[EXCERPTED PASSAGE start]
We have all read in meteorological books of that ‘uneasy feeling that all is not well’ that often attends the approach of a tropical revolving storm. This feeling, as many seamen know, also appears at other times. Perhaps it was a slight attack of this feeling that caused me to sweep the horizon a little more carefully through my binoculars at this stage (though, of course, I knew I would see nothing). The calm sea was producing many lines of light from the reflected moon, and right across the horizon directly ahead of us was one of these. As it drew nearer, however, I could not help likening it, as perhaps explorers in the Sahara have often done with mirages for which that desert is famous, to something more materialistic: in this case it looked for all the world like a reef!

We discussed this odd effect for a few minutes during which we were also busy in preparing our second cup of cocoa. When I again looked ahead through the binoculars, the uneasy feeling suddenly turned into one of early fright. Leaping into action I

(a) called the Captain and told him there seemed to be a reef ahead,

(b) ordered an operator to close up in the echo sounder (just, of course, to confirm that we were in deep water), and

(c) suggested to the Navigator that it looked as if we were on the point of discovering a hitherto unknown reef.
[EXCERPTED PASSAGE end]
**THE TASKS**
1. Can you write out the sea passage word for word, starting at "(b) ordered an" and ending at "hitherto unknown reef."?
2. Will you give back verbatim only the lines of the listing starting at the line that contains "help-icon[interactable] — [586, 50, 606, 70]" and ending at the line that contains "link-icon — [201, 384, 219, 394]", with both of those lines included?
The sea passage has no connection to the listing that follows it.
[DATA EXCERPTS start]
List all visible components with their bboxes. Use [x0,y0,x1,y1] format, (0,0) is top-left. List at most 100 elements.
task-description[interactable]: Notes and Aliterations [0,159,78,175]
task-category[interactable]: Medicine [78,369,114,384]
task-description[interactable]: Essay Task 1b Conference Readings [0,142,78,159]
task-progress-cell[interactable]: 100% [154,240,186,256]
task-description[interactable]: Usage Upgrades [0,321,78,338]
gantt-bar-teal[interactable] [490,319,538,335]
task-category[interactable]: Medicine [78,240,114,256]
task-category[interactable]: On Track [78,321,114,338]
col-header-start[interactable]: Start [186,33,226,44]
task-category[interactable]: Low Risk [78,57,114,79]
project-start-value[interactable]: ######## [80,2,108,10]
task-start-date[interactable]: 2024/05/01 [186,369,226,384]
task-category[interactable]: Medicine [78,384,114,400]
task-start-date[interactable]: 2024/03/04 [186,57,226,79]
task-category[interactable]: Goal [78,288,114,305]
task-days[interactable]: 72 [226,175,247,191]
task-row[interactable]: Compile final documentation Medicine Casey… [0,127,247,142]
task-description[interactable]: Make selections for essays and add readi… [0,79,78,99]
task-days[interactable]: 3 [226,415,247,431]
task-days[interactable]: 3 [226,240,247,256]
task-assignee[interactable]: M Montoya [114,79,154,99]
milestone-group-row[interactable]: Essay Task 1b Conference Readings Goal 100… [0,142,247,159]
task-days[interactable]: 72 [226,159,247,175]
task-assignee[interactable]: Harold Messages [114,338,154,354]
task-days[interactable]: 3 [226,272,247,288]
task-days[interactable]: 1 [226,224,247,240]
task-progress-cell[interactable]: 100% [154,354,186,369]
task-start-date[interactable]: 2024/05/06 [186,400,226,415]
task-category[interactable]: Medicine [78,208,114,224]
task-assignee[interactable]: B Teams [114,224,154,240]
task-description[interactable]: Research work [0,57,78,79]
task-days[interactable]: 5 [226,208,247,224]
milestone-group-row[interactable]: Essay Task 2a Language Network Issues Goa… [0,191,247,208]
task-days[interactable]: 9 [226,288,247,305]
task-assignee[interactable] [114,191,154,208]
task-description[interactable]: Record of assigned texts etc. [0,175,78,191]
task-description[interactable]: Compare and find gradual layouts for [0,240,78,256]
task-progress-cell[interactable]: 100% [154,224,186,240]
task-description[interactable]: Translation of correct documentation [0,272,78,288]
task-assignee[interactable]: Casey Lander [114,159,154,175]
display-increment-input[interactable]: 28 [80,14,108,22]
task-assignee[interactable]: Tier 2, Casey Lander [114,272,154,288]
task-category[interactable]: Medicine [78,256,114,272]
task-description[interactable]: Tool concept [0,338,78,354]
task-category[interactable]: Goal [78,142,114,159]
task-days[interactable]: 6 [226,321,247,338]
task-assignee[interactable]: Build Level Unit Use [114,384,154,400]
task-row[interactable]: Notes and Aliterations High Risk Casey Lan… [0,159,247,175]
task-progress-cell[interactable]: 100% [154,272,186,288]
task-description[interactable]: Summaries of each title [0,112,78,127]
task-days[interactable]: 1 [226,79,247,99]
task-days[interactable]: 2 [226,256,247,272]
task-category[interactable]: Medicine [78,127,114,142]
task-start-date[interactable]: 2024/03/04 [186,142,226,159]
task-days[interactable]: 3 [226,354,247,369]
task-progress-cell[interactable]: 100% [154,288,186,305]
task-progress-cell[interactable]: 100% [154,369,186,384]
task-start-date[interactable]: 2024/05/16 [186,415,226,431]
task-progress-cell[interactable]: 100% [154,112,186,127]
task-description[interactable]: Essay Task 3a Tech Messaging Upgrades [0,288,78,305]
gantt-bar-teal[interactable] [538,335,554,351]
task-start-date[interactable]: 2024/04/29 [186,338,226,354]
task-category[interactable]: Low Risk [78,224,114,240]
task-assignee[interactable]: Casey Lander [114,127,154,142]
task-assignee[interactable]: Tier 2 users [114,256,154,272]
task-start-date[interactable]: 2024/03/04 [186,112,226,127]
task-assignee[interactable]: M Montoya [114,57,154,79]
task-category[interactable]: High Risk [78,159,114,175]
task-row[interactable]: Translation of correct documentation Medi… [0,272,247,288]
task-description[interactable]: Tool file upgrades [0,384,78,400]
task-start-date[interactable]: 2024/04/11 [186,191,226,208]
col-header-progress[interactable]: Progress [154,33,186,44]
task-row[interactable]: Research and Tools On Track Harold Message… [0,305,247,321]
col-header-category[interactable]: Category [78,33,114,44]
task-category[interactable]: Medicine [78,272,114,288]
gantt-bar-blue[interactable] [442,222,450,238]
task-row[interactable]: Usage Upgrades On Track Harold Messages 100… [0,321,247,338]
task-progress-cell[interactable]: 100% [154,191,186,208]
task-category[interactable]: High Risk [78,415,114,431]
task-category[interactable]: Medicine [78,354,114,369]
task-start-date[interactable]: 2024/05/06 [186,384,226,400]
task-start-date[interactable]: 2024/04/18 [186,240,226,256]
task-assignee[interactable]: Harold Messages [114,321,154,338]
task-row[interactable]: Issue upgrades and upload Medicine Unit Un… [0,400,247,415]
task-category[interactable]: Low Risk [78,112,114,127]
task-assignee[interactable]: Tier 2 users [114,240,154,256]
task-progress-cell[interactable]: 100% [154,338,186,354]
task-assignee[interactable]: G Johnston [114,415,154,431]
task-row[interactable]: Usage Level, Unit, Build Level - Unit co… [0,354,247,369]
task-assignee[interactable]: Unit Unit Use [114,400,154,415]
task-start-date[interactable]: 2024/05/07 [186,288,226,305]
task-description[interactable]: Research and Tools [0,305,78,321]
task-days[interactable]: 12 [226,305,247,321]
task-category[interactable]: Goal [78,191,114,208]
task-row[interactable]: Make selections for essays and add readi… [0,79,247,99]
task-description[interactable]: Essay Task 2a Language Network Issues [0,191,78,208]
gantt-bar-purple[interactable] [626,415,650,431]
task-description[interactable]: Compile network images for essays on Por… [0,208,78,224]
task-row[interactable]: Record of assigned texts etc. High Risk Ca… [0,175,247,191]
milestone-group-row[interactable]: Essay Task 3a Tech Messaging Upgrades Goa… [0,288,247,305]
[DATA EXCERPTS end]
[DATA EXCERPTS start]
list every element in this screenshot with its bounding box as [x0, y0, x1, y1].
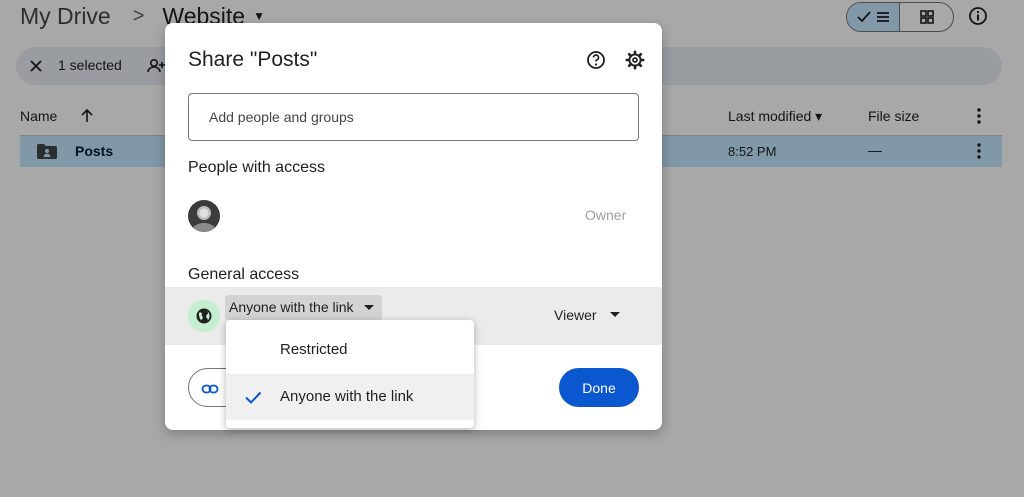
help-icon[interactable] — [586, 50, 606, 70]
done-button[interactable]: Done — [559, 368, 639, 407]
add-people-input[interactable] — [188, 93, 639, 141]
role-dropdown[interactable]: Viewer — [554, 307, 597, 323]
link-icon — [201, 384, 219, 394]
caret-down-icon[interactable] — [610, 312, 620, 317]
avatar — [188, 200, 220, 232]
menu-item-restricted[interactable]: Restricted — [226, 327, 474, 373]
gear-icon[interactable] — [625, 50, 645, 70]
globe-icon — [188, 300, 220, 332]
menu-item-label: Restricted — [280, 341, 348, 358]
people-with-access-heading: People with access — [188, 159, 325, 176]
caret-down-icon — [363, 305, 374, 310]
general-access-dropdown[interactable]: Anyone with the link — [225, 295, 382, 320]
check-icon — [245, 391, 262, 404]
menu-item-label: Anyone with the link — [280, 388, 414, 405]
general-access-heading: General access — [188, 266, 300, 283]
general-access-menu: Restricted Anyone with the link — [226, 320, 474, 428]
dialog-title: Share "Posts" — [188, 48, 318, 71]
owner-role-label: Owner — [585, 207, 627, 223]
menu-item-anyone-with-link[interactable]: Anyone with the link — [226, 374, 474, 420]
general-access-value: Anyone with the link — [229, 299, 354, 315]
[DATA EXCERPTS end]
**THE RESULTS**
1.
(b) ordered an operator to close up in the echo sounder (just, of course, to confirm that we were in deep water), and

(c) suggested to the Navigator that it looked as if we were on the point of discovering a hitherto unknown reef.

2.
help-icon[interactable] — [586, 50, 606, 70]
done-button[interactable]: Done — [559, 368, 639, 407]
add-people-input[interactable] — [188, 93, 639, 141]
role-dropdown[interactable]: Viewer — [554, 307, 597, 323]
link-icon — [201, 384, 219, 394]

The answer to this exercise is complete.